**Written request:** Tell how many lines in these records contain the string "name", with only the number as the reply.

**Record list:**
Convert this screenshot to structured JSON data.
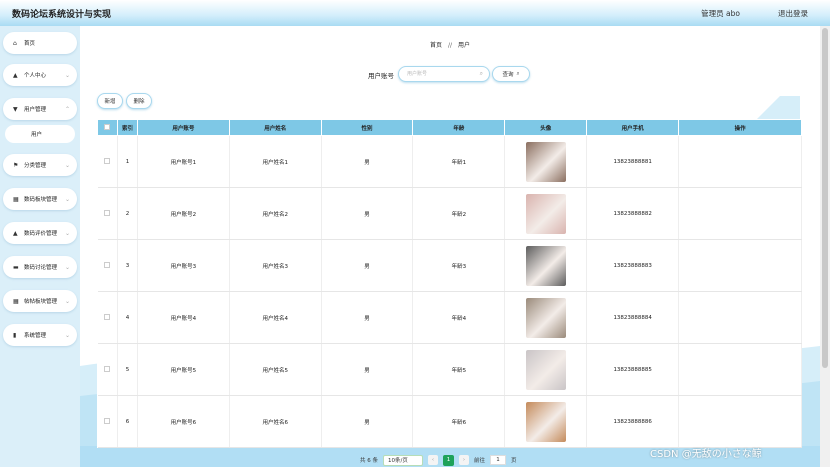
{
  "header": {
    "title": "数码论坛系统设计与实现",
    "user": "管理员 abo",
    "logout": "退出登录"
  },
  "sidebar": {
    "items": [
      {
        "label": "首页",
        "icon": "home-icon",
        "glyph": "⌂",
        "expanded": null
      },
      {
        "label": "个人中心",
        "icon": "user-icon",
        "glyph": "▲",
        "expanded": false
      },
      {
        "label": "用户管理",
        "icon": "user-manage-icon",
        "glyph": "▼",
        "expanded": true
      },
      {
        "label": "用户",
        "icon": "",
        "glyph": "",
        "sub": true
      },
      {
        "label": "分类管理",
        "icon": "flag-icon",
        "glyph": "⚑",
        "expanded": false
      },
      {
        "label": "数码板块管理",
        "icon": "grid-icon",
        "glyph": "▦",
        "expanded": false
      },
      {
        "label": "数码评价管理",
        "icon": "person-icon",
        "glyph": "▲",
        "expanded": false
      },
      {
        "label": "数码讨论管理",
        "icon": "car-icon",
        "glyph": "▬",
        "expanded": false
      },
      {
        "label": "帖帖板块管理",
        "icon": "grid-icon",
        "glyph": "▦",
        "expanded": false
      },
      {
        "label": "系统管理",
        "icon": "bar-chart-icon",
        "glyph": "▮",
        "expanded": false
      }
    ]
  },
  "breadcrumb": {
    "home": "首页",
    "sep": "//",
    "current": "用户"
  },
  "search": {
    "label": "用户账号",
    "placeholder": "用户账号",
    "value": "",
    "query_label": "查询"
  },
  "toolbar": {
    "add_label": "新增",
    "delete_label": "删除"
  },
  "table": {
    "headers": [
      "",
      "索引",
      "用户账号",
      "用户姓名",
      "性别",
      "年龄",
      "头像",
      "用户手机",
      "操作"
    ],
    "rows": [
      {
        "index": "1",
        "account": "用户账号1",
        "name": "用户姓名1",
        "gender": "男",
        "age": "年龄1",
        "phone": "13823888881",
        "avatar_color": "#8a6e5f"
      },
      {
        "index": "2",
        "account": "用户账号2",
        "name": "用户姓名2",
        "gender": "男",
        "age": "年龄2",
        "phone": "13823888882",
        "avatar_color": "#d9b3ae"
      },
      {
        "index": "3",
        "account": "用户账号3",
        "name": "用户姓名3",
        "gender": "男",
        "age": "年龄3",
        "phone": "13823888883",
        "avatar_color": "#5c5c5c"
      },
      {
        "index": "4",
        "account": "用户账号4",
        "name": "用户姓名4",
        "gender": "男",
        "age": "年龄4",
        "phone": "13823888884",
        "avatar_color": "#9a8a7a"
      },
      {
        "index": "5",
        "account": "用户账号5",
        "name": "用户姓名5",
        "gender": "男",
        "age": "年龄5",
        "phone": "13823888885",
        "avatar_color": "#c9c4c6"
      },
      {
        "index": "6",
        "account": "用户账号6",
        "name": "用户姓名6",
        "gender": "男",
        "age": "年龄6",
        "phone": "13823888886",
        "avatar_color": "#c48a5a"
      }
    ]
  },
  "pagination": {
    "total": "共 6 条",
    "page_size": "10条/页",
    "prev": "‹",
    "current": "1",
    "next": "›",
    "goto": "前往",
    "goto_value": "1",
    "page_unit": "页"
  },
  "watermark": "CSDN @无敌の小さな鲸",
  "colors": {
    "header_bg": "#a9dbf3",
    "table_header": "#7ec8e6",
    "active_page": "#1ea25a"
  }
}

**Solved problem:** 6